Exercise description: Reproduce the entries below, replacing every occurrence of "destination-card" with "listing-card" and leaving all other text unchanged.

Data to process:
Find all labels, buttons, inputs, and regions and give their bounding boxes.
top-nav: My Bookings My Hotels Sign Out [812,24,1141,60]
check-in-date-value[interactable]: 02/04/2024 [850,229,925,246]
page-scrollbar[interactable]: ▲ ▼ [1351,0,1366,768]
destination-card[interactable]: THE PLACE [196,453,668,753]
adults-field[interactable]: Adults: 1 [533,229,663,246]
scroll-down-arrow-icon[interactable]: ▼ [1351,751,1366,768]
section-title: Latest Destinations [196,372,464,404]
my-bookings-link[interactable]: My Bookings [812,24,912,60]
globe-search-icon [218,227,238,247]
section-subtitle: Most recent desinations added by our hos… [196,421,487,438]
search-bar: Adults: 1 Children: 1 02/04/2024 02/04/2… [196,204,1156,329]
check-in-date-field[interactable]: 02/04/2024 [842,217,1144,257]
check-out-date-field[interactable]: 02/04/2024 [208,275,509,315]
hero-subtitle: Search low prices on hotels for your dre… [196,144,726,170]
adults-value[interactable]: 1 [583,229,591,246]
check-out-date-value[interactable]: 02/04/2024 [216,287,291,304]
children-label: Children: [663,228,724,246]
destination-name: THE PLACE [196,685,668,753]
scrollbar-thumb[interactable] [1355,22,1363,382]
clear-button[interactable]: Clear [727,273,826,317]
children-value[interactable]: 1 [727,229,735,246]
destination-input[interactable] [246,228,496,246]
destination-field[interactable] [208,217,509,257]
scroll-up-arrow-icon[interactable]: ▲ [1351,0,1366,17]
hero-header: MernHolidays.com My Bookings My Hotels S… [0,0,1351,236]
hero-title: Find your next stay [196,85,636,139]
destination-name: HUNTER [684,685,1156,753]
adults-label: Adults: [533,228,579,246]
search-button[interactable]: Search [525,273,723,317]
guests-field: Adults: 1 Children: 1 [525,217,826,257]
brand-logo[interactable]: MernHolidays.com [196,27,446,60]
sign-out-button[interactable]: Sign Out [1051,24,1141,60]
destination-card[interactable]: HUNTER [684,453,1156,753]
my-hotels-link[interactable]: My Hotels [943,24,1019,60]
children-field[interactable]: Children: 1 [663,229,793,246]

Answer:
Find all labels, buttons, inputs, and regions and give their bounding boxes.
top-nav: My Bookings My Hotels Sign Out [812,24,1141,60]
check-in-date-value[interactable]: 02/04/2024 [850,229,925,246]
page-scrollbar[interactable]: ▲ ▼ [1351,0,1366,768]
listing-card[interactable]: THE PLACE [196,453,668,753]
adults-field[interactable]: Adults: 1 [533,229,663,246]
scroll-down-arrow-icon[interactable]: ▼ [1351,751,1366,768]
section-title: Latest Destinations [196,372,464,404]
my-bookings-link[interactable]: My Bookings [812,24,912,60]
globe-search-icon [218,227,238,247]
section-subtitle: Most recent desinations added by our hos… [196,421,487,438]
search-bar: Adults: 1 Children: 1 02/04/2024 02/04/2… [196,204,1156,329]
check-in-date-field[interactable]: 02/04/2024 [842,217,1144,257]
check-out-date-field[interactable]: 02/04/2024 [208,275,509,315]
hero-subtitle: Search low prices on hotels for your dre… [196,144,726,170]
adults-value[interactable]: 1 [583,229,591,246]
check-out-date-value[interactable]: 02/04/2024 [216,287,291,304]
children-label: Children: [663,228,724,246]
destination-name: THE PLACE [196,685,668,753]
scrollbar-thumb[interactable] [1355,22,1363,382]
clear-button[interactable]: Clear [727,273,826,317]
children-value[interactable]: 1 [727,229,735,246]
destination-input[interactable] [246,228,496,246]
destination-field[interactable] [208,217,509,257]
scroll-up-arrow-icon[interactable]: ▲ [1351,0,1366,17]
hero-header: MernHolidays.com My Bookings My Hotels S… [0,0,1351,236]
hero-title: Find your next stay [196,85,636,139]
destination-name: HUNTER [684,685,1156,753]
adults-label: Adults: [533,228,579,246]
search-button[interactable]: Search [525,273,723,317]
guests-field: Adults: 1 Children: 1 [525,217,826,257]
brand-logo[interactable]: MernHolidays.com [196,27,446,60]
sign-out-button[interactable]: Sign Out [1051,24,1141,60]
listing-card[interactable]: HUNTER [684,453,1156,753]
my-hotels-link[interactable]: My Hotels [943,24,1019,60]
children-field[interactable]: Children: 1 [663,229,793,246]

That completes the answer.